## start

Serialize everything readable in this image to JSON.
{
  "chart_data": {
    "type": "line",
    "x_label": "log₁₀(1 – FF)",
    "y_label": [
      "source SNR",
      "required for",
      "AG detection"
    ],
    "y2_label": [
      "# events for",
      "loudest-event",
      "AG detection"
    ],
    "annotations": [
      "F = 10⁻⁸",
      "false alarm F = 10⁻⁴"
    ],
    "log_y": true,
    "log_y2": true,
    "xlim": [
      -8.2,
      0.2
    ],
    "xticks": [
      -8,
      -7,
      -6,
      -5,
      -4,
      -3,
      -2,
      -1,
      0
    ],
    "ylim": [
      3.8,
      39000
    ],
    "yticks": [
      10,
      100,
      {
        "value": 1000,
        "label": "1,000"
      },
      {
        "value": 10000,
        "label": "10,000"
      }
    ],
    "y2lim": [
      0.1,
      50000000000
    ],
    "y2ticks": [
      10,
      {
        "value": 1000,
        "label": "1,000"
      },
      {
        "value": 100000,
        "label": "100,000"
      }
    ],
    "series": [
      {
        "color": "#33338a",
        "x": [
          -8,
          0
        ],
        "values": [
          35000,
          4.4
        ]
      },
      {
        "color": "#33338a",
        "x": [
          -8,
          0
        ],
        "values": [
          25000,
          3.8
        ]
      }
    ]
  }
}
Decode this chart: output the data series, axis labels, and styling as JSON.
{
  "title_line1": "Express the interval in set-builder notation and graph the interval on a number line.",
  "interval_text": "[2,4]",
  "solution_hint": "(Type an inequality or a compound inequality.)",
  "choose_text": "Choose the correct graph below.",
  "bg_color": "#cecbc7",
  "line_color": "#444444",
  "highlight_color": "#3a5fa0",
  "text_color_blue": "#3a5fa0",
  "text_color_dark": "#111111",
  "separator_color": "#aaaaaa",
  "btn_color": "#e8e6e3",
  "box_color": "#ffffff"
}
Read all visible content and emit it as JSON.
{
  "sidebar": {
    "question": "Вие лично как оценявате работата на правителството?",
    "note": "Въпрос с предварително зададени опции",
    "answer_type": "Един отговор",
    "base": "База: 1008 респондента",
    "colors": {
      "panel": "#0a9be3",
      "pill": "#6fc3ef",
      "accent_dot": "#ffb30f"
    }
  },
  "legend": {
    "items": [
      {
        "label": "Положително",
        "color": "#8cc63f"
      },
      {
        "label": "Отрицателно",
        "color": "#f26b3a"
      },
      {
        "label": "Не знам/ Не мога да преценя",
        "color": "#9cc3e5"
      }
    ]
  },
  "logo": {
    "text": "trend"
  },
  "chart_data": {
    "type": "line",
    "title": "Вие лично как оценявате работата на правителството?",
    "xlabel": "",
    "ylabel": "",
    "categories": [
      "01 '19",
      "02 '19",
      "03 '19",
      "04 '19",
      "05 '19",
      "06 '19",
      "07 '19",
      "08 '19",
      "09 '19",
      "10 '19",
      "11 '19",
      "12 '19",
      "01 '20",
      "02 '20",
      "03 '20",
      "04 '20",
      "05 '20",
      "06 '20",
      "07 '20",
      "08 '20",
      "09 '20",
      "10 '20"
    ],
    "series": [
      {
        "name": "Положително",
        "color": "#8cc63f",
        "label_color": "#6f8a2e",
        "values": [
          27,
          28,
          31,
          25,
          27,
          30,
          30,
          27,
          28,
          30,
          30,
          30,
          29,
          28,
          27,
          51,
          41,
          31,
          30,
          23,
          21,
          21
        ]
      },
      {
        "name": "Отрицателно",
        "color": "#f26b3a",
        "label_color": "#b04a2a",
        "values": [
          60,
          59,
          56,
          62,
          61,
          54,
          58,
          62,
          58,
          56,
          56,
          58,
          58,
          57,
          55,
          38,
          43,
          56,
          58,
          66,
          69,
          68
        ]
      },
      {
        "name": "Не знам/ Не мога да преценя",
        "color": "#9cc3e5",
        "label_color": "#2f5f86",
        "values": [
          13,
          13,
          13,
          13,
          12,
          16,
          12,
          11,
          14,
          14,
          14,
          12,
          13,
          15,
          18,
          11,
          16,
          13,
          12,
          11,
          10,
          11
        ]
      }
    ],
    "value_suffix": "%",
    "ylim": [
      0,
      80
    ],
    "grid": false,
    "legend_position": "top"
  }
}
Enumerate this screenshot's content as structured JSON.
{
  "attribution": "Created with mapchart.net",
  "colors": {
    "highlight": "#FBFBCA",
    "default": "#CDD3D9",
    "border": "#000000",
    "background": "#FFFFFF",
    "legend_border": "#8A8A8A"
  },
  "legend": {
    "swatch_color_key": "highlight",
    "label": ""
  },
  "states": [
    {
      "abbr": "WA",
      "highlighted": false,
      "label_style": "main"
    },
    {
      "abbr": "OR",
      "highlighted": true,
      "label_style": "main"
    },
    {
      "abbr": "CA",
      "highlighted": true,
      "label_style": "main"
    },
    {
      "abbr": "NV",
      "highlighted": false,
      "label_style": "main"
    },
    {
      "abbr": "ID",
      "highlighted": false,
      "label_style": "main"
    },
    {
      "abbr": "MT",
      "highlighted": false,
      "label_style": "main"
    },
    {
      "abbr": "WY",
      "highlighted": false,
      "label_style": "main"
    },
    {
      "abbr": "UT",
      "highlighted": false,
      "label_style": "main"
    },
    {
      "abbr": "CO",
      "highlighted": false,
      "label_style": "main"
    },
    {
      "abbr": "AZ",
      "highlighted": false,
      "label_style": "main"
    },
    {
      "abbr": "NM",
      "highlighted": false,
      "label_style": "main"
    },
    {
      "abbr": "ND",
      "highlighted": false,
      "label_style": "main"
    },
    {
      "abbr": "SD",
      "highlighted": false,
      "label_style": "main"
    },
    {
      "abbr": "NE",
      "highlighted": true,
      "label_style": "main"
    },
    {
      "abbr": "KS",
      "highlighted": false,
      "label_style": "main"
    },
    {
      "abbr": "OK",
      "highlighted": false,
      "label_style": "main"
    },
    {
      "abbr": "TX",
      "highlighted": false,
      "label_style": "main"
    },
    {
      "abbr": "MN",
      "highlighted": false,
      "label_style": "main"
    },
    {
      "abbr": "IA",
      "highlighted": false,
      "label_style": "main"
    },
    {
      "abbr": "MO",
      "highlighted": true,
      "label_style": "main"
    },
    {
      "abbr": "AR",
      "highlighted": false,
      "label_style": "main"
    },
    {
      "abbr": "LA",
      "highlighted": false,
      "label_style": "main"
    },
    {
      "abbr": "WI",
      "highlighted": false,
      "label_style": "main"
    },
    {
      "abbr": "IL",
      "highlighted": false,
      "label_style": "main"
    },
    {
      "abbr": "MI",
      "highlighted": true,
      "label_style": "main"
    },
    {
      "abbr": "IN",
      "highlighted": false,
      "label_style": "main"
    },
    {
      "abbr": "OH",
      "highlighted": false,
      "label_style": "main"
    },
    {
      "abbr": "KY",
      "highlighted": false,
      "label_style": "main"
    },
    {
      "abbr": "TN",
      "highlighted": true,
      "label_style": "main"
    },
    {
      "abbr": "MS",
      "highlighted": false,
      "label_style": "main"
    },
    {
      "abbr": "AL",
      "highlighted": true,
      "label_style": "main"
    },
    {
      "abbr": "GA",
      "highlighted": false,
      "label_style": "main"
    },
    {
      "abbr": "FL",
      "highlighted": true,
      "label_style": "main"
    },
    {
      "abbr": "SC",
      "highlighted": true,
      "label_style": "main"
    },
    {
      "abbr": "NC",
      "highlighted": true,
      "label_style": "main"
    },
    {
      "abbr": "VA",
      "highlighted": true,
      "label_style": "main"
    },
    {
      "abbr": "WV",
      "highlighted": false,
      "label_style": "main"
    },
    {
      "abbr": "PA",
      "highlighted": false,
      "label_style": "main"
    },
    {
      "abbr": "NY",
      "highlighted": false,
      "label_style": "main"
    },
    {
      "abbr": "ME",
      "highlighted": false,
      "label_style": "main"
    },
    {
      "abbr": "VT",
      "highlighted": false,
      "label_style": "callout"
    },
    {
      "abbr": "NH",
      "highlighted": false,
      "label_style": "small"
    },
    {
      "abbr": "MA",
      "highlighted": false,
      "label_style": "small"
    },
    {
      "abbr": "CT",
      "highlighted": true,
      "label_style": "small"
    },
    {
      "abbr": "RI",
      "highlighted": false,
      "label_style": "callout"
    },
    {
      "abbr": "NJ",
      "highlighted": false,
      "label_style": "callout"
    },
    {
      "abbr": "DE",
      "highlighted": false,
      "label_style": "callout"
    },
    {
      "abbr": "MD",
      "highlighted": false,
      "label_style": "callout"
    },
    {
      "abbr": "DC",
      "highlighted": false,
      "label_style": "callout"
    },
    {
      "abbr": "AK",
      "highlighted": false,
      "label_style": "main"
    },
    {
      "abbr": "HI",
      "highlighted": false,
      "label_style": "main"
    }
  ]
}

## end

_Given request_.
Copy out every line in the listing where the word "преценя" appears.

_Exercise result_.
        "label": "Не знам/ Не мога да преценя",
        "name": "Не знам/ Не мога да преценя",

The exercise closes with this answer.